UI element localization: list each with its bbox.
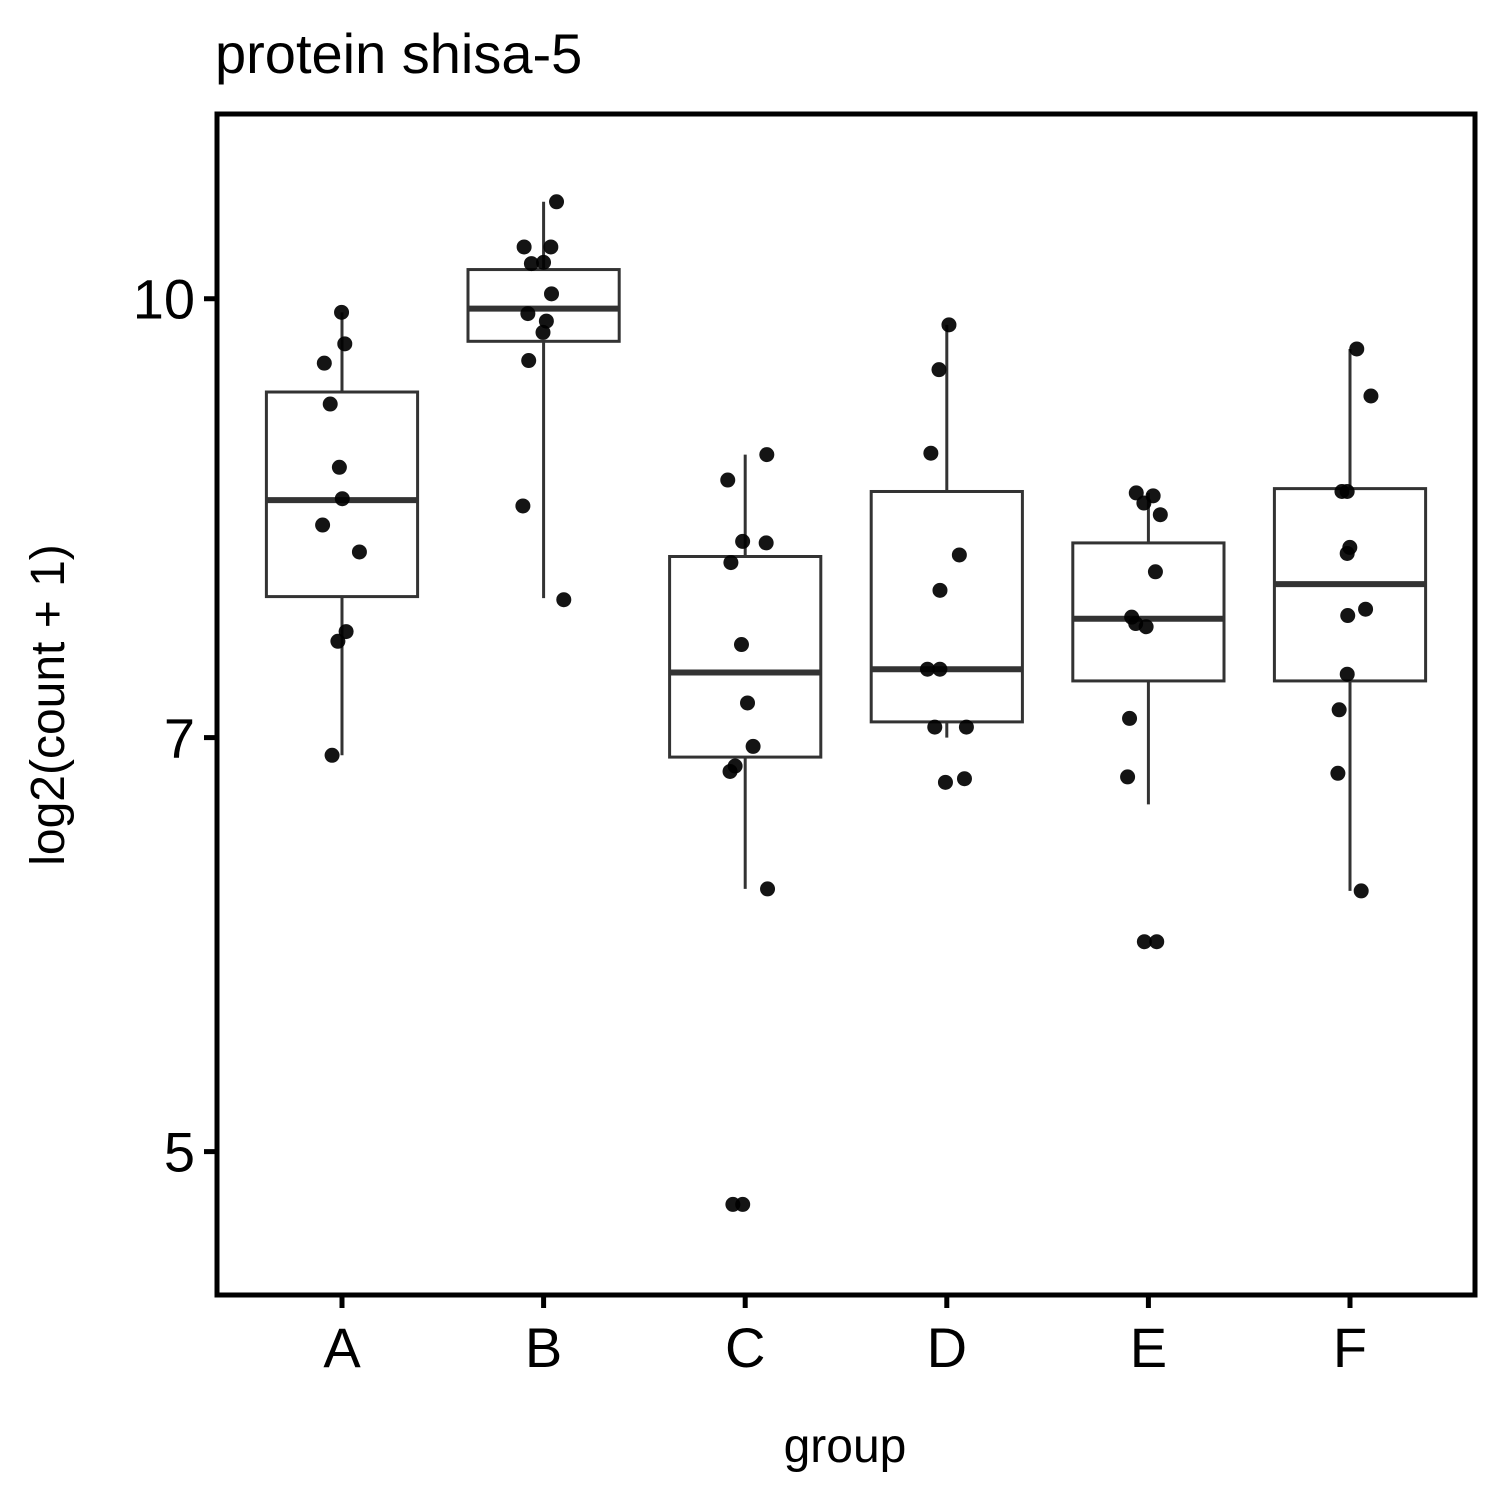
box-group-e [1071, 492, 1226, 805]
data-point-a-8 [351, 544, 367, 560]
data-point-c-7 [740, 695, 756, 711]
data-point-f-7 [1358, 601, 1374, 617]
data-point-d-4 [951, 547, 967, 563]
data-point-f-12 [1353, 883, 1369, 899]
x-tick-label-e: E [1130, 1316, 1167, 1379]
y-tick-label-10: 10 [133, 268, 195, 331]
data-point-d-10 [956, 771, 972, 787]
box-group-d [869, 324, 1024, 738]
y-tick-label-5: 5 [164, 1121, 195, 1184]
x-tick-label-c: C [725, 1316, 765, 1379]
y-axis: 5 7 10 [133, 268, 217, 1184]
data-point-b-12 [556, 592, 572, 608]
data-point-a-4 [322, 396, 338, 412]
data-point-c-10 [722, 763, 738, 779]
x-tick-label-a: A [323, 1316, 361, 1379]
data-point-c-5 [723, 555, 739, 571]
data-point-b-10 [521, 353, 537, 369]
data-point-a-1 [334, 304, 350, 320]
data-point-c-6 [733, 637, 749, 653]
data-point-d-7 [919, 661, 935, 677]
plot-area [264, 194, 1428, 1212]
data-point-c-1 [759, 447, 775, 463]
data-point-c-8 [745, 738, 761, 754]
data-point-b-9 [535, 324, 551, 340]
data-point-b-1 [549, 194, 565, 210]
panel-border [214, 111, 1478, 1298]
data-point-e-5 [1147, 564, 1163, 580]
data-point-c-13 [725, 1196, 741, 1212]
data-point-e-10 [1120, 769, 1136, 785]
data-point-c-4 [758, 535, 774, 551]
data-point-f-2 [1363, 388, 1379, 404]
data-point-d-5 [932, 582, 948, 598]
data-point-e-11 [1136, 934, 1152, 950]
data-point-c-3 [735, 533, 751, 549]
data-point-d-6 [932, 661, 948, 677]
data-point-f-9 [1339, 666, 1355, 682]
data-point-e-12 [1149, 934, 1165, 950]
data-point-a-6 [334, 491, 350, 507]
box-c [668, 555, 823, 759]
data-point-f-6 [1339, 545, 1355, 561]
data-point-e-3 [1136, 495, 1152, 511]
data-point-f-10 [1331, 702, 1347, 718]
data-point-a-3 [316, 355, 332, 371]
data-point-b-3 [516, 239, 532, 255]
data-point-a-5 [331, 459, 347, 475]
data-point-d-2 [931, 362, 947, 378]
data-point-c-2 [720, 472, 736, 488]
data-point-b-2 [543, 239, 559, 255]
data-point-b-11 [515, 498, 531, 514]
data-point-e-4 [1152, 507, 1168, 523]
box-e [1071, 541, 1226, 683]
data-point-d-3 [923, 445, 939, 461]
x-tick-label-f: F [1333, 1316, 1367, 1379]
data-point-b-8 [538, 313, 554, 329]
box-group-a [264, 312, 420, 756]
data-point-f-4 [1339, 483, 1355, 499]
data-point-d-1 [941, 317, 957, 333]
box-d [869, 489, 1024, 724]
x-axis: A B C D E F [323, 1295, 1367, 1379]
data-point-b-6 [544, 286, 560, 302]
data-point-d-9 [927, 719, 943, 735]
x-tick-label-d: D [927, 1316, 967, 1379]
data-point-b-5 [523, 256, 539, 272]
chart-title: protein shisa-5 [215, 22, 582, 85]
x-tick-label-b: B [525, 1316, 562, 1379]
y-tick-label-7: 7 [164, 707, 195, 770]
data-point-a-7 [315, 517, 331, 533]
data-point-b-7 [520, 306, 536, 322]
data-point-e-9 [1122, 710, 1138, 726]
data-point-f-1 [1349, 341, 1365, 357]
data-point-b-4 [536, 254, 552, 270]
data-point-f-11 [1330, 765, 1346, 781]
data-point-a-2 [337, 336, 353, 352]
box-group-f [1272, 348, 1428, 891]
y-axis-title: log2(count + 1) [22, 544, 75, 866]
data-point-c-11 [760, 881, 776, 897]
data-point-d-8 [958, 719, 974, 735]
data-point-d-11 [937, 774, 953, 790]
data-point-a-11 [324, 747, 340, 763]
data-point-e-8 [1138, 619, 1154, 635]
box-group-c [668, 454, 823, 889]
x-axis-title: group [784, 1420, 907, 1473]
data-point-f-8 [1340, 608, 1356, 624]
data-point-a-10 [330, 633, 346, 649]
•••••
Check each line of the records for "title" and copy the ones that contain it.

chart-title: protein shisa-5 [215, 22, 582, 85]
y-axis-title: log2(count + 1) [22, 544, 75, 866]
x-axis-title: group [784, 1420, 907, 1473]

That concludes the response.